* [SHORT PROBLEM]: Search the material and gather each line with "клітці" in it.
____ DATA SHOWN
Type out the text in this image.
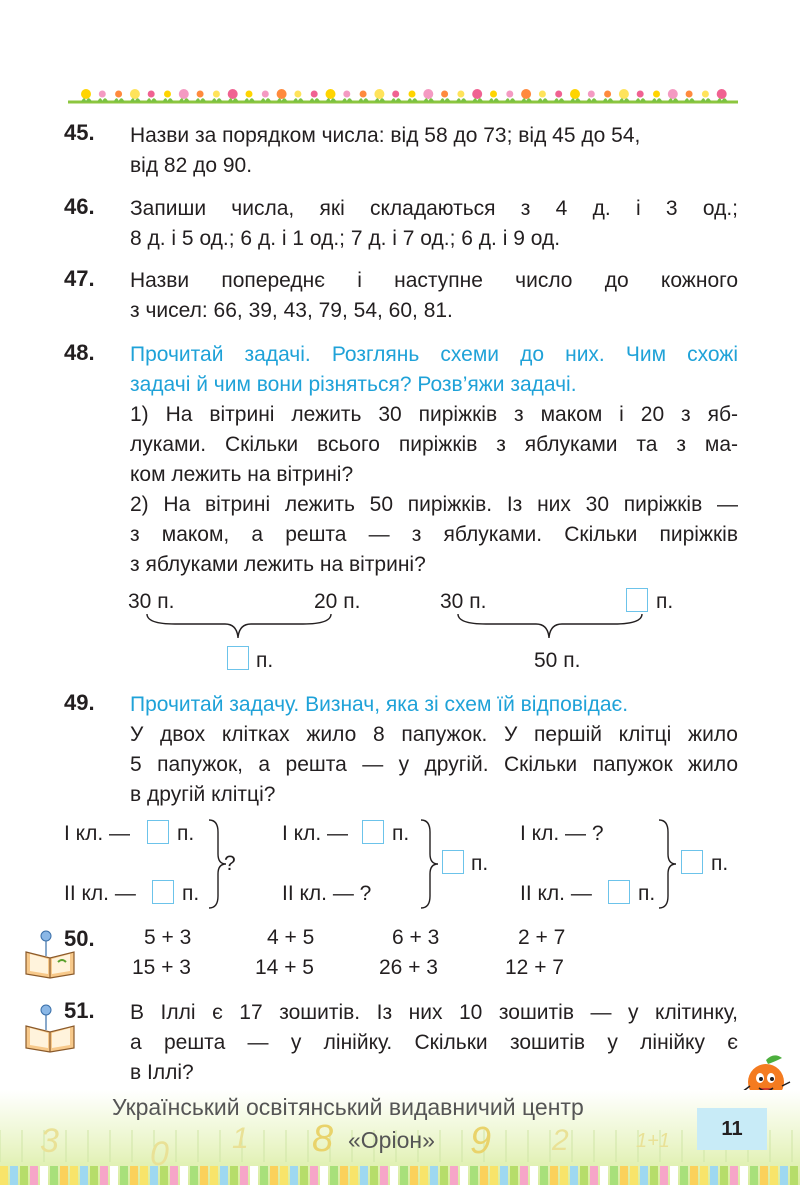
45. Назви за порядком числа: від 58 до 73; від 45 до 54,
від 82 до 90.
46. Запиши числа, які складаються з 4 д. і 3 од.;
8 д. і 5 од.; 6 д. і 1 од.; 7 д. і 7 од.; 6 д. і 9 од.
47. Назви попереднє і наступне число до кожного
з чисел: 66, 39, 43, 79, 54, 60, 81.
48. Прочитай задачі. Розглянь схеми до них. Чим схожі
задачі й чим вони різняться? Розв’яжи задачі.
1) На вітрині лежить 30 пиріжків з маком і 20 з яб-
луками. Скільки всього пиріжків з яблуками та з ма-
ком лежить на вітрині?
2) На вітрині лежить 50 пиріжків. Із них 30 пиріжків —
з маком, а решта — з яблуками. Скільки пиріжків
з яблуками лежить на вітрині?
30 п.	20 п.
п.
30 п.	п.
50 п.
49. Прочитай задачу. Визнач, яка зі схем їй відповідає.
У двох клітках жило 8 папужок. У першій клітці жило
5 папужок, а решта — у другій. Скільки папужок жило
в другій клітці?
І кл. — п.
ІІ кл. — п.
?
І кл. — п.
ІІ кл. — ?
п.
І кл. — ?
ІІ кл. — п.
п.
50. 5 + 3	4 + 5	6 + 3	2 + 7
15 + 3	14 + 5	26 + 3	12 + 7
51. В Іллі є 17 зошитів. Із них 10 зошитів — у клітинку,
а решта — у лінійку. Скільки зошитів у лінійку є
в Іллі?
3	0 1 8	9 2	1+1
Український освітянський видавничий центр
«Оріон»	11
________
* [RESPONSE TO THE TASK]:
У двох клітках жило 8 папужок. У першій клітці жило
в другій клітці?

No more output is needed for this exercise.